>> begin Listing

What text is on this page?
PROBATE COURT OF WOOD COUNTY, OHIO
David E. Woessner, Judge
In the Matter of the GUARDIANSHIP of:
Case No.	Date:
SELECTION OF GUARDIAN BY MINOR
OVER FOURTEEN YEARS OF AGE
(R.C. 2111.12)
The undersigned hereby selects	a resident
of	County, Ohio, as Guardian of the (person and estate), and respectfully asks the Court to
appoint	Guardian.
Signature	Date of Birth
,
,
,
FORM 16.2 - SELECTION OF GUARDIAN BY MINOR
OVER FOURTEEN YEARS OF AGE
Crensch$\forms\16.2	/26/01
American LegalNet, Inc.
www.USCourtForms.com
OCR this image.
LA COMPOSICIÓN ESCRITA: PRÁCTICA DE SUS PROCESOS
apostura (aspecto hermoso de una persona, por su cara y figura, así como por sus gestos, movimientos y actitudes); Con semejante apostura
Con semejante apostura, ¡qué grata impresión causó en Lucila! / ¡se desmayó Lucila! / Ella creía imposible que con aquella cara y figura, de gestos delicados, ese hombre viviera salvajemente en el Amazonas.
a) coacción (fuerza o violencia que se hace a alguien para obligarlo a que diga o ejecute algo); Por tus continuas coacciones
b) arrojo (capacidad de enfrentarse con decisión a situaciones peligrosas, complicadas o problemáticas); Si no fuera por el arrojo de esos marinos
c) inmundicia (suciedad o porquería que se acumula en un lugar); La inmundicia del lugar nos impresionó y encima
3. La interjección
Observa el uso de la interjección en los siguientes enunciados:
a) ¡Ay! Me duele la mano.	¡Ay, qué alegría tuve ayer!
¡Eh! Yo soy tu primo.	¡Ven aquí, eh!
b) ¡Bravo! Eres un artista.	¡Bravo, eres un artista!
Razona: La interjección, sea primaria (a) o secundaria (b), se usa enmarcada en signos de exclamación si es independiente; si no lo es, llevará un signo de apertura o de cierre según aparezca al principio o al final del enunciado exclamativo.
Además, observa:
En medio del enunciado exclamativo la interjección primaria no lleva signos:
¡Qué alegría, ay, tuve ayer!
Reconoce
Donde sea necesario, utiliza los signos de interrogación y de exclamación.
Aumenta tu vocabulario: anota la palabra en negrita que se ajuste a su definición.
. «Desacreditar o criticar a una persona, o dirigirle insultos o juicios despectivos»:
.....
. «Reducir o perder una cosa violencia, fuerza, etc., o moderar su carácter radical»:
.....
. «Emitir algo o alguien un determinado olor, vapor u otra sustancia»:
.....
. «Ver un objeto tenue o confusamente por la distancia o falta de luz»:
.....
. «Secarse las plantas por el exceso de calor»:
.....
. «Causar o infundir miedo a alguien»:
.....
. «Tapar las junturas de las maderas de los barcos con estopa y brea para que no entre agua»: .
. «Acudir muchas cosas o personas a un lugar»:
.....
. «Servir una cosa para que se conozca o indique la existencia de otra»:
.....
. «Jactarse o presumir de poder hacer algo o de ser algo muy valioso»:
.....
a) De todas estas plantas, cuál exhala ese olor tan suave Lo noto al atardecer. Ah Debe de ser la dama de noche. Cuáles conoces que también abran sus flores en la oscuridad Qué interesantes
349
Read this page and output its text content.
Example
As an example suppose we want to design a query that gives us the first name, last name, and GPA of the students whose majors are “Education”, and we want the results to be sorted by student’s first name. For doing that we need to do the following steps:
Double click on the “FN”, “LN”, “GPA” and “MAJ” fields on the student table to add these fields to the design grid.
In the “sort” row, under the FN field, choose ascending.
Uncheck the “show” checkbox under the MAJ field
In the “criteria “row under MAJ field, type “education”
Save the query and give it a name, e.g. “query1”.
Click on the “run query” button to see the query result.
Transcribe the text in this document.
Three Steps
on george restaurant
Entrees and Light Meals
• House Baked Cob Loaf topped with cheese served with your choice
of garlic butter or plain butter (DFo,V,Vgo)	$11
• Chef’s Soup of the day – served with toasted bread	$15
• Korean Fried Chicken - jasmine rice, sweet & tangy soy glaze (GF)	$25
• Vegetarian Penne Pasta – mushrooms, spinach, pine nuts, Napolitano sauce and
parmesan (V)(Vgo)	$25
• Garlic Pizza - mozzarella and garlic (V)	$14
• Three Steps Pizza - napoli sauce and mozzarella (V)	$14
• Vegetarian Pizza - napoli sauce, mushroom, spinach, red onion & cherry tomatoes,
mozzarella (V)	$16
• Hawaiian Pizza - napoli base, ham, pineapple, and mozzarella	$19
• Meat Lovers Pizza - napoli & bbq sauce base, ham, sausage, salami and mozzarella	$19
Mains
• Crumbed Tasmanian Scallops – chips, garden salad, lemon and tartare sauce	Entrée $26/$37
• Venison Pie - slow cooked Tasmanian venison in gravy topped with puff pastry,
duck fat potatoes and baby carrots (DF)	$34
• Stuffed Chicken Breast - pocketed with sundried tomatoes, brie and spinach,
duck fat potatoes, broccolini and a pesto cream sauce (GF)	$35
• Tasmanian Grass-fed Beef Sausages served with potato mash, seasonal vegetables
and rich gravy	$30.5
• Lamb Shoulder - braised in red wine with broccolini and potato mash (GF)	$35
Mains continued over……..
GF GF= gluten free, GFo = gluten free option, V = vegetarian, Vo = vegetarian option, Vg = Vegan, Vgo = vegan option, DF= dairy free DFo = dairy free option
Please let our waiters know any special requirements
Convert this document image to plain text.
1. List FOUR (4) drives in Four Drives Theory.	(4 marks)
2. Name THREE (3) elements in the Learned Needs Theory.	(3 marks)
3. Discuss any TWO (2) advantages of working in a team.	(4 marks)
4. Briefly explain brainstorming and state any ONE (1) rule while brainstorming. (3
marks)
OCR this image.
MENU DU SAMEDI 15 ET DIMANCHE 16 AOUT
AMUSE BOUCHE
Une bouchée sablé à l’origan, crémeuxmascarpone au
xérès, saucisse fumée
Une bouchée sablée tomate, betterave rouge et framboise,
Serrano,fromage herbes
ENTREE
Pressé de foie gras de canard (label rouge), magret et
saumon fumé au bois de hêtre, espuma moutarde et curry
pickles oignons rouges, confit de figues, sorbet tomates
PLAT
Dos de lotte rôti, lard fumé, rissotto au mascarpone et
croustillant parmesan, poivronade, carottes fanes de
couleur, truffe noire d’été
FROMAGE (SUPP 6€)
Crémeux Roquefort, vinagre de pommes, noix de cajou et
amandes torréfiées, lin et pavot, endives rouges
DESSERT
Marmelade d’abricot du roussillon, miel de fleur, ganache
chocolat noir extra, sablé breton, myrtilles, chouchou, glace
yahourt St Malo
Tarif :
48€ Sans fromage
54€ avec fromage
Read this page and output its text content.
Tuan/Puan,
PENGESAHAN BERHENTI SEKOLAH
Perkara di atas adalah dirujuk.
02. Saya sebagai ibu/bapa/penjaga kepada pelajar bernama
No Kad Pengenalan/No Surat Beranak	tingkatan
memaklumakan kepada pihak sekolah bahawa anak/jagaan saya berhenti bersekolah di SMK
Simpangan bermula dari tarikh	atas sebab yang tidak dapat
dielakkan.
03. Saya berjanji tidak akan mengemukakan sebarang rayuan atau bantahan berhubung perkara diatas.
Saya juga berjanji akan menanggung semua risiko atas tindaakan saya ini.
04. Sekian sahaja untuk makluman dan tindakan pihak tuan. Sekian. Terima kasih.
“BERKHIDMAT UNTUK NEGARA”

>> end Listing

• [What you should do] Gather and copy every line of the data in which the string "figura" is found.

• [Full solution]
apostura (aspecto hermoso de una persona, por su cara y figura, así como por sus gestos, movimientos y actitudes); Con semejante apostura
Con semejante apostura, ¡qué grata impresión causó en Lucila! / ¡se desmayó Lucila! / Ella creía imposible que con aquella cara y figura, de gestos delicados, ese hombre viviera salvajemente en el Amazonas.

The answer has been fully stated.